INSTRUCTIONS TO FOLLOW: Could you transcribe every record below exactly as written, leaving out any pictures?

(Stored data entries)
▶

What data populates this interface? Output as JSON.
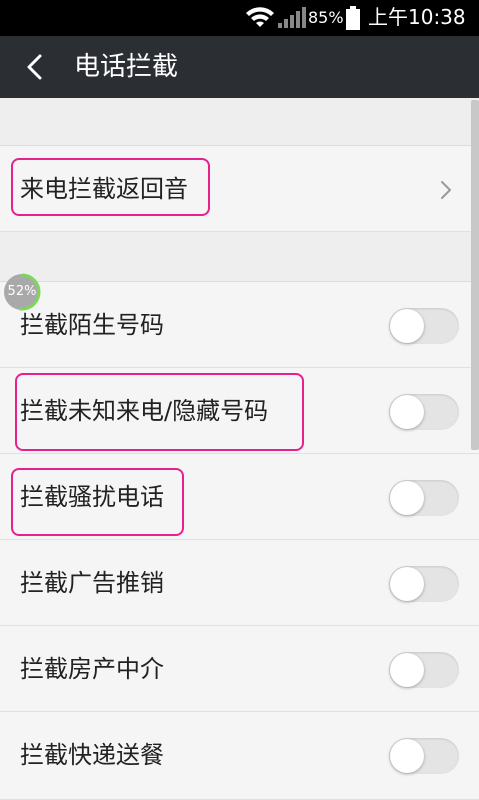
{
  "status_bar": {
    "battery_percent": "85%",
    "time": "上午10:38",
    "icons": [
      "wifi-icon",
      "signal-icon",
      "battery-icon"
    ]
  },
  "header": {
    "title": "电话拦截",
    "back_icon": "chevron-left-icon"
  },
  "items": [
    {
      "label": "来电拦截返回音",
      "control": "chevron",
      "highlighted": true
    },
    {
      "label": "拦截陌生号码",
      "control": "toggle",
      "checked": false,
      "highlighted": false
    },
    {
      "label": "拦截未知来电/隐藏号码",
      "control": "toggle",
      "checked": false,
      "highlighted": true
    },
    {
      "label": "拦截骚扰电话",
      "control": "toggle",
      "checked": false,
      "highlighted": true
    },
    {
      "label": "拦截广告推销",
      "control": "toggle",
      "checked": false,
      "highlighted": false
    },
    {
      "label": "拦截房产中介",
      "control": "toggle",
      "checked": false,
      "highlighted": false
    },
    {
      "label": "拦截快递送餐",
      "control": "toggle",
      "checked": false,
      "highlighted": false
    }
  ],
  "progress_badge": {
    "text": "52%",
    "value": 0.52
  },
  "colors": {
    "title_bar": "#2b2e33",
    "highlight": "#e8208f",
    "progress_ring": "#7dd85a",
    "background": "#f2f2f2"
  }
}
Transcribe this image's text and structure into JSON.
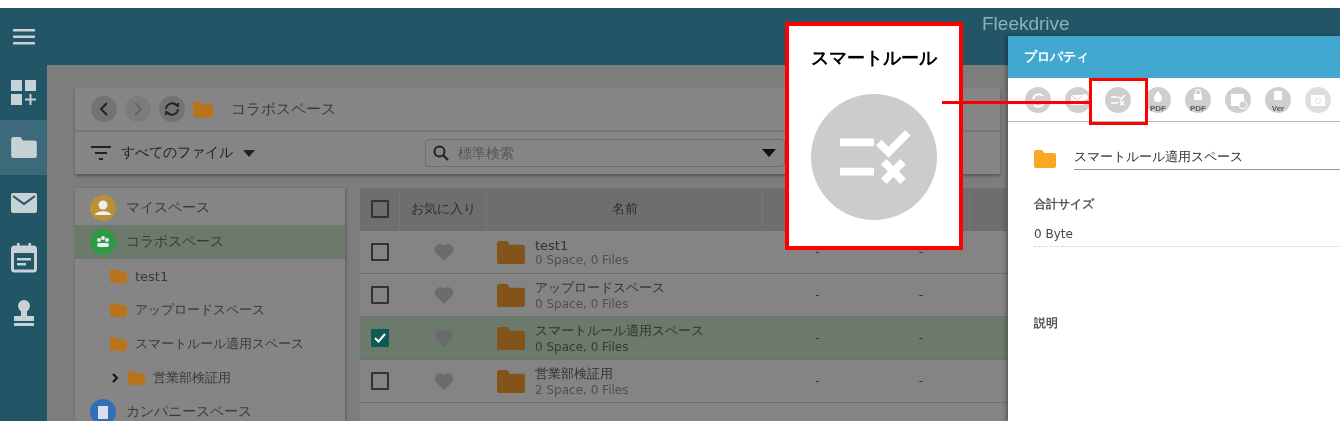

◀

FINISHED ANSWER:
What data populates this interface? Output as JSON.
{
  "status_bar": {
    "battery_percent": "85%",
    "time": "上午10:38",
    "icons": [
      "wifi-icon",
      "signal-icon",
      "battery-icon"
    ]
  },
  "header": {
    "title": "电话拦截",
    "back_icon": "chevron-left-icon"
  },
  "items": [
    {
      "label": "来电拦截返回音",
      "control": "chevron",
      "highlighted": true
    },
    {
      "label": "拦截陌生号码",
      "control": "toggle",
      "checked": false,
      "highlighted": false
    },
    {
      "label": "拦截未知来电/隐藏号码",
      "control": "toggle",
      "checked": false,
      "highlighted": true
    },
    {
      "label": "拦截骚扰电话",
      "control": "toggle",
      "checked": false,
      "highlighted": true
    },
    {
      "label": "拦截广告推销",
      "control": "toggle",
      "checked": false,
      "highlighted": false
    },
    {
      "label": "拦截房产中介",
      "control": "toggle",
      "checked": false,
      "highlighted": false
    },
    {
      "label": "拦截快递送餐",
      "control": "toggle",
      "checked": false,
      "highlighted": false
    }
  ],
  "progress_badge": {
    "text": "52%",
    "value": 0.52
  },
  "colors": {
    "title_bar": "#2b2e33",
    "highlight": "#e8208f",
    "progress_ring": "#7dd85a",
    "background": "#f2f2f2"
  }
}
Transcribe this image's text and structure into JSON.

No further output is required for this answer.